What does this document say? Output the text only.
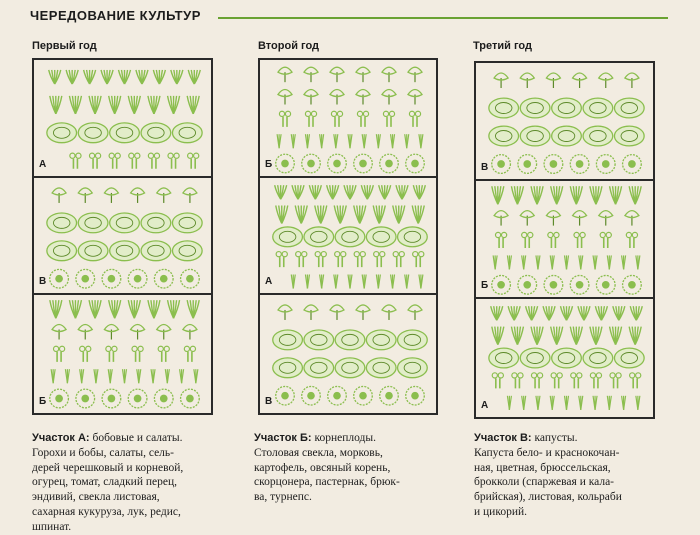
ЧЕРЕДОВАНИЕ КУЛЬТУР
Первый год	Второй год	Третий год
А
В
Б
Б
А
В
В
Б
А
Участок А: бобовые и салаты.
Горохи и бобы, салаты, сель-
дерей черешковый и корневой,
огурец, томат, сладкий перец,
эндивий, свекла листовая,
сахарная кукуруза, лук, редис,
шпинат.
Участок Б: корнеплоды.
Столовая свекла, морковь,
картофель, овсяный корень,
скорцонера, пастернак, брюк-
ва, турнепс.
Участок В: капусты.
Капуста бело- и краснокочан-
ная, цветная, брюссельская,
брокколи (спаржевая и кала-
брийская), листовая, кольраби
и цикорий.
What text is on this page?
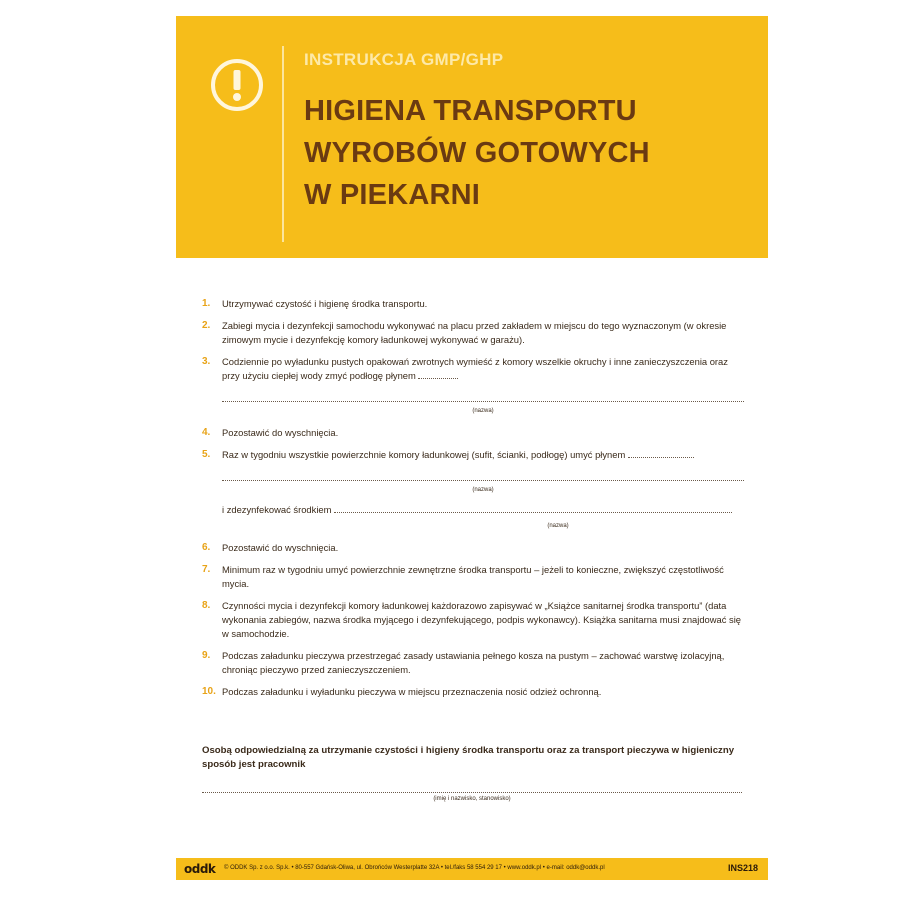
INSTRUKCJA GMP/GHP
HIGIENA TRANSPORTU
WYROBÓW GOTOWYCH
W PIEKARNI
1. Utrzymywać czystość i higienę środka transportu.
2. Zabiegi mycia i dezynfekcji samochodu wykonywać na placu przed zakładem w miejscu do tego wyznaczonym (w okresie zimowym mycie i dezynfekcję komory ładunkowej wykonywać w garażu).
3. Codziennie po wyładunku pustych opakowań zwrotnych wymieść z komory wszelkie okruchy i inne zanieczyszczenia oraz przy użyciu ciepłej wody zmyć podłogę płynem
(nazwa)
4. Pozostawić do wyschnięcia.
5. Raz w tygodniu wszystkie powierzchnie komory ładunkowej (sufit, ścianki, podłogę) umyć płynem
(nazwa)
i zdezynfekować środkiem
(nazwa)
6. Pozostawić do wyschnięcia.
7. Minimum raz w tygodniu umyć powierzchnie zewnętrzne środka transportu – jeżeli to konieczne, zwiększyć częstotliwość mycia.
8. Czynności mycia i dezynfekcji komory ładunkowej każdorazowo zapisywać w „Książce sanitarnej środka transportu” (data wykonania zabiegów, nazwa środka myjącego i dezynfekującego, podpis wykonawcy). Książka sanitarna musi znajdować się w samochodzie.
9. Podczas załadunku pieczywa przestrzegać zasady ustawiania pełnego kosza na pustym – zachować warstwę izolacyjną, chroniąc pieczywo przed zanieczyszczeniem.
10. Podczas załadunku i wyładunku pieczywa w miejscu przeznaczenia nosić odzież ochronną.
Osobą odpowiedzialną za utrzymanie czystości i higieny środka transportu oraz za transport pieczywa w higieniczny sposób jest pracownik
(imię i nazwisko, stanowisko)
oddk © ODDK Sp. z o.o. Sp.k. • 80-557 Gdańsk-Oliwa, ul. Obrońców Westerplatte 32A • tel./faks 58 554 29 17 • www.oddk.pl • e-mail: oddk@oddk.pl	INS218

= = = = =

What needs to be done
Tally the lines of the records holding the word "powierzchnie", then give only the resulting number.

Output of the task
2